__WHAT YOU ARE ASKED TO DO__:
The records that follow should be retyped word for word.

━━ SUPPLIED DATA

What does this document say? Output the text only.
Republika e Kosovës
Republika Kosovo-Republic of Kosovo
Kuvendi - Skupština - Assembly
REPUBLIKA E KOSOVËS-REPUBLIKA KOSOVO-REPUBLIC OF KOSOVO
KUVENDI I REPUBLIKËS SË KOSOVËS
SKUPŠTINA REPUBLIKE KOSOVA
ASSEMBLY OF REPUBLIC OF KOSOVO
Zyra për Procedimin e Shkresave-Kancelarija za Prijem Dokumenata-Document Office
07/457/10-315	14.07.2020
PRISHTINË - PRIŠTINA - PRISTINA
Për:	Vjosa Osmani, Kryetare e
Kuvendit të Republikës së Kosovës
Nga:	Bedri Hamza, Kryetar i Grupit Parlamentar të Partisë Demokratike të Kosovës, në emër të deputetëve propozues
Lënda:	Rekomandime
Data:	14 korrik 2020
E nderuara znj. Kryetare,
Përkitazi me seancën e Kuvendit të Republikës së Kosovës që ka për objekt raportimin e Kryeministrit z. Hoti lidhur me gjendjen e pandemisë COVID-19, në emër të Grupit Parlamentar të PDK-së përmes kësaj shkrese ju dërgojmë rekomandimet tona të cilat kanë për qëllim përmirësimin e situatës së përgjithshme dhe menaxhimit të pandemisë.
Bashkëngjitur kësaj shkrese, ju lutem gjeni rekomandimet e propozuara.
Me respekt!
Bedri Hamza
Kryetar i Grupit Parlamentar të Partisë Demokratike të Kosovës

━━━━

__REPLY__:
What does this document say? Output the text only.
Republika e Kosovës
Republika Kosovo-Republic of Kosovo
Kuvendi - Skupština - Assembly
REPUBLIKA E KOSOVËS-REPUBLIKA KOSOVO-REPUBLIC OF KOSOVO
KUVENDI I REPUBLIKËS SË KOSOVËS
SKUPŠTINA REPUBLIKE KOSOVA
ASSEMBLY OF REPUBLIC OF KOSOVO
Zyra për Procedimin e Shkresave-Kancelarija za Prijem Dokumenata-Document Office
07/457/10-315	14.07.2020
PRISHTINË - PRIŠTINA - PRISTINA
Për:	Vjosa Osmani, Kryetare e
Kuvendit të Republikës së Kosovës
Nga:	Bedri Hamza, Kryetar i Grupit Parlamentar të Partisë Demokratike të Kosovës, në emër të deputetëve propozues
Lënda:	Rekomandime
Data:	14 korrik 2020
E nderuara znj. Kryetare,
Përkitazi me seancën e Kuvendit të Republikës së Kosovës që ka për objekt raportimin e Kryeministrit z. Hoti lidhur me gjendjen e pandemisë COVID-19, në emër të Grupit Parlamentar të PDK-së përmes kësaj shkrese ju dërgojmë rekomandimet tona të cilat kanë për qëllim përmirësimin e situatës së përgjithshme dhe menaxhimit të pandemisë.
Bashkëngjitur kësaj shkrese, ju lutem gjeni rekomandimet e propozuara.
Me respekt!
Bedri Hamza
Kryetar i Grupit Parlamentar të Partisë Demokratike të Kosovës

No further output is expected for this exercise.